# REQUIREMENTS:
Print out the entries below with no edits.
---
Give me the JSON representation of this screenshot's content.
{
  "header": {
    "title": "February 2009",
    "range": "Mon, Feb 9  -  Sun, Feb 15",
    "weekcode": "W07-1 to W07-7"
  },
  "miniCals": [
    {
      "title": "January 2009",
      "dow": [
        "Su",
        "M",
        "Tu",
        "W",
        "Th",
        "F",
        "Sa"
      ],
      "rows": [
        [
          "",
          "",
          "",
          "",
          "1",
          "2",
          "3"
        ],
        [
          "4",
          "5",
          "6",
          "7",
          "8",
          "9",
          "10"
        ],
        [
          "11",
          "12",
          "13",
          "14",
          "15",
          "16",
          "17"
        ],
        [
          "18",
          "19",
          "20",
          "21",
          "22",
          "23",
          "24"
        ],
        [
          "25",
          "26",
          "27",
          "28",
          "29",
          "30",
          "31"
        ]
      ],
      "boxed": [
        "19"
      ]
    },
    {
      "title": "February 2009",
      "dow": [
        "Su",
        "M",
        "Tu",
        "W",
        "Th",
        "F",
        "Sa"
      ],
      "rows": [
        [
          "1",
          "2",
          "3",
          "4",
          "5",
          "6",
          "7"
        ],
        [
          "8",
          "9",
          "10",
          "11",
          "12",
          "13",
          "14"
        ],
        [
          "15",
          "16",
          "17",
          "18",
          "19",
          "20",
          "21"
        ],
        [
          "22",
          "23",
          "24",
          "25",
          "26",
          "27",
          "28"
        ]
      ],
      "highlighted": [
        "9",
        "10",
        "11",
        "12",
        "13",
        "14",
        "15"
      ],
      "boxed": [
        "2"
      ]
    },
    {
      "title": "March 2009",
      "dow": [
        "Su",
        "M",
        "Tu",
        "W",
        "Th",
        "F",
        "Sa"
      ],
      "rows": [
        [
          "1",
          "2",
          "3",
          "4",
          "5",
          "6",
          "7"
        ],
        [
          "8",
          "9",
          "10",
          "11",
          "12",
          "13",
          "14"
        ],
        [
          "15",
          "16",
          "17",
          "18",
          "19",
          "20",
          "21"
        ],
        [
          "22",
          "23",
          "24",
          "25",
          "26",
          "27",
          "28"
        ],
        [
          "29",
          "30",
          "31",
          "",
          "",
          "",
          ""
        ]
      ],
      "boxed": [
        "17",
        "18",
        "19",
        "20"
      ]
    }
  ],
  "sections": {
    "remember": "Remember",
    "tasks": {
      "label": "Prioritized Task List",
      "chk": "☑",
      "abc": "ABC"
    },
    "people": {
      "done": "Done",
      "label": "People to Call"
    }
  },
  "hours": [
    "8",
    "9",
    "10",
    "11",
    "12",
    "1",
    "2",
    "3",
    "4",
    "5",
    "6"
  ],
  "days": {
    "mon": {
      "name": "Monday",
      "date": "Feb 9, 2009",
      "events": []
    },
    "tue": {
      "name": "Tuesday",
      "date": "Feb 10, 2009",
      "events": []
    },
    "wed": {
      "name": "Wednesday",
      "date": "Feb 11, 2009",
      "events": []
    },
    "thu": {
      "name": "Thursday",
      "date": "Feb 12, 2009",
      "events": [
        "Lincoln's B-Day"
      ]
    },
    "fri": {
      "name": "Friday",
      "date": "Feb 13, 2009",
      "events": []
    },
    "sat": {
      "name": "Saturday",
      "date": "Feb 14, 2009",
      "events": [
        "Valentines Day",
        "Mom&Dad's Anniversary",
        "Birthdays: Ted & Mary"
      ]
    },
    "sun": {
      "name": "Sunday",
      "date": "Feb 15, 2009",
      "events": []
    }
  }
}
---
# TASK ANSWER:
Give me the JSON representation of this screenshot's content.
{
  "header": {
    "title": "February 2009",
    "range": "Mon, Feb 9  -  Sun, Feb 15",
    "weekcode": "W07-1 to W07-7"
  },
  "miniCals": [
    {
      "title": "January 2009",
      "dow": [
        "Su",
        "M",
        "Tu",
        "W",
        "Th",
        "F",
        "Sa"
      ],
      "rows": [
        [
          "",
          "",
          "",
          "",
          "1",
          "2",
          "3"
        ],
        [
          "4",
          "5",
          "6",
          "7",
          "8",
          "9",
          "10"
        ],
        [
          "11",
          "12",
          "13",
          "14",
          "15",
          "16",
          "17"
        ],
        [
          "18",
          "19",
          "20",
          "21",
          "22",
          "23",
          "24"
        ],
        [
          "25",
          "26",
          "27",
          "28",
          "29",
          "30",
          "31"
        ]
      ],
      "boxed": [
        "19"
      ]
    },
    {
      "title": "February 2009",
      "dow": [
        "Su",
        "M",
        "Tu",
        "W",
        "Th",
        "F",
        "Sa"
      ],
      "rows": [
        [
          "1",
          "2",
          "3",
          "4",
          "5",
          "6",
          "7"
        ],
        [
          "8",
          "9",
          "10",
          "11",
          "12",
          "13",
          "14"
        ],
        [
          "15",
          "16",
          "17",
          "18",
          "19",
          "20",
          "21"
        ],
        [
          "22",
          "23",
          "24",
          "25",
          "26",
          "27",
          "28"
        ]
      ],
      "highlighted": [
        "9",
        "10",
        "11",
        "12",
        "13",
        "14",
        "15"
      ],
      "boxed": [
        "2"
      ]
    },
    {
      "title": "March 2009",
      "dow": [
        "Su",
        "M",
        "Tu",
        "W",
        "Th",
        "F",
        "Sa"
      ],
      "rows": [
        [
          "1",
          "2",
          "3",
          "4",
          "5",
          "6",
          "7"
        ],
        [
          "8",
          "9",
          "10",
          "11",
          "12",
          "13",
          "14"
        ],
        [
          "15",
          "16",
          "17",
          "18",
          "19",
          "20",
          "21"
        ],
        [
          "22",
          "23",
          "24",
          "25",
          "26",
          "27",
          "28"
        ],
        [
          "29",
          "30",
          "31",
          "",
          "",
          "",
          ""
        ]
      ],
      "boxed": [
        "17",
        "18",
        "19",
        "20"
      ]
    }
  ],
  "sections": {
    "remember": "Remember",
    "tasks": {
      "label": "Prioritized Task List",
      "chk": "☑",
      "abc": "ABC"
    },
    "people": {
      "done": "Done",
      "label": "People to Call"
    }
  },
  "hours": [
    "8",
    "9",
    "10",
    "11",
    "12",
    "1",
    "2",
    "3",
    "4",
    "5",
    "6"
  ],
  "days": {
    "mon": {
      "name": "Monday",
      "date": "Feb 9, 2009",
      "events": []
    },
    "tue": {
      "name": "Tuesday",
      "date": "Feb 10, 2009",
      "events": []
    },
    "wed": {
      "name": "Wednesday",
      "date": "Feb 11, 2009",
      "events": []
    },
    "thu": {
      "name": "Thursday",
      "date": "Feb 12, 2009",
      "events": [
        "Lincoln's B-Day"
      ]
    },
    "fri": {
      "name": "Friday",
      "date": "Feb 13, 2009",
      "events": []
    },
    "sat": {
      "name": "Saturday",
      "date": "Feb 14, 2009",
      "events": [
        "Valentines Day",
        "Mom&Dad's Anniversary",
        "Birthdays: Ted & Mary"
      ]
    },
    "sun": {
      "name": "Sunday",
      "date": "Feb 15, 2009",
      "events": []
    }
  }
}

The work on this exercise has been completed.